Document page transcript entries
- Opening Delimiter -
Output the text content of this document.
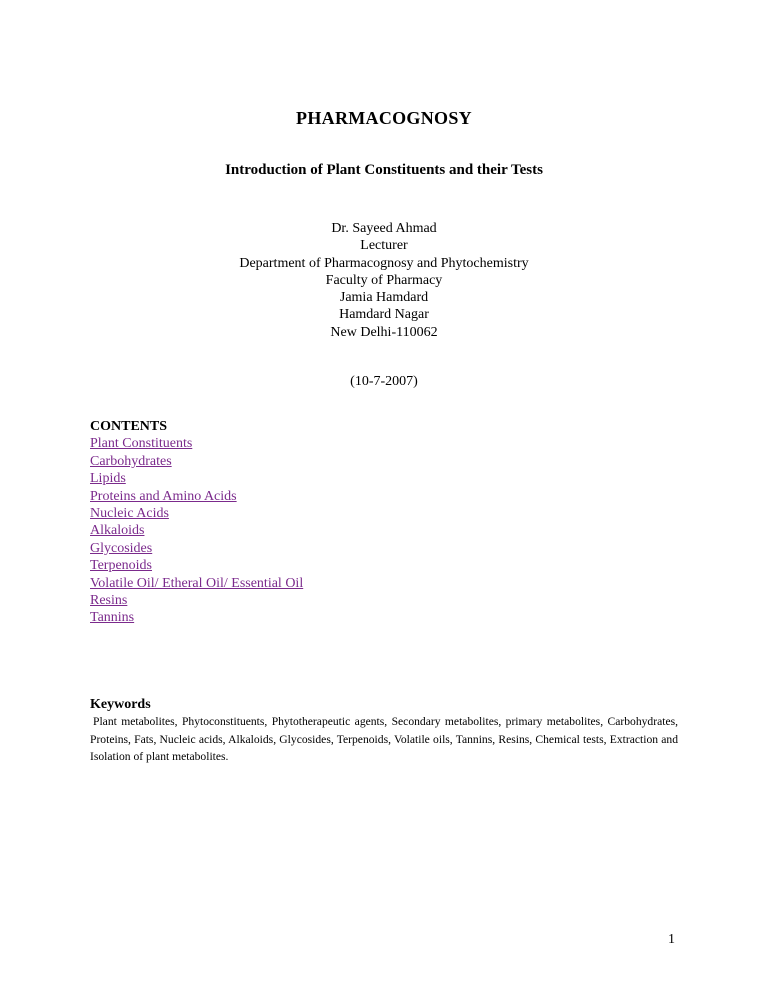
PHARMACOGNOSY
Introduction of Plant Constituents and their Tests
Dr. Sayeed Ahmad
Lecturer
Department of Pharmacognosy and Phytochemistry
Faculty of Pharmacy
Jamia Hamdard
Hamdard Nagar
New Delhi-110062
(10-7-2007)
CONTENTS
Plant Constituents
Carbohydrates
Lipids
Proteins and Amino Acids
Nucleic Acids
Alkaloids
Glycosides
Terpenoids
Volatile Oil/ Etheral Oil/ Essential Oil
Resins
Tannins
Keywords
Plant metabolites, Phytoconstituents, Phytotherapeutic agents, Secondary metabolites, primary metabolites, Carbohydrates, Proteins, Fats, Nucleic acids, Alkaloids, Glycosides, Terpenoids, Volatile oils, Tannins, Resins, Chemical tests, Extraction and Isolation of plant metabolites.
1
- Closing Delimiter -
## Prompt
Copy out the entries verbatim and leave the images out.

## Written solution
Output the text content of this document.
PHARMACOGNOSY
Introduction of Plant Constituents and their Tests
Dr. Sayeed Ahmad
Lecturer
Department of Pharmacognosy and Phytochemistry
Faculty of Pharmacy
Jamia Hamdard
Hamdard Nagar
New Delhi-110062
(10-7-2007)
CONTENTS
Plant Constituents
Carbohydrates
Lipids
Proteins and Amino Acids
Nucleic Acids
Alkaloids
Glycosides
Terpenoids
Volatile Oil/ Etheral Oil/ Essential Oil
Resins
Tannins
Keywords
Plant metabolites, Phytoconstituents, Phytotherapeutic agents, Secondary metabolites, primary metabolites, Carbohydrates, Proteins, Fats, Nucleic acids, Alkaloids, Glycosides, Terpenoids, Volatile oils, Tannins, Resins, Chemical tests, Extraction and Isolation of plant metabolites.
1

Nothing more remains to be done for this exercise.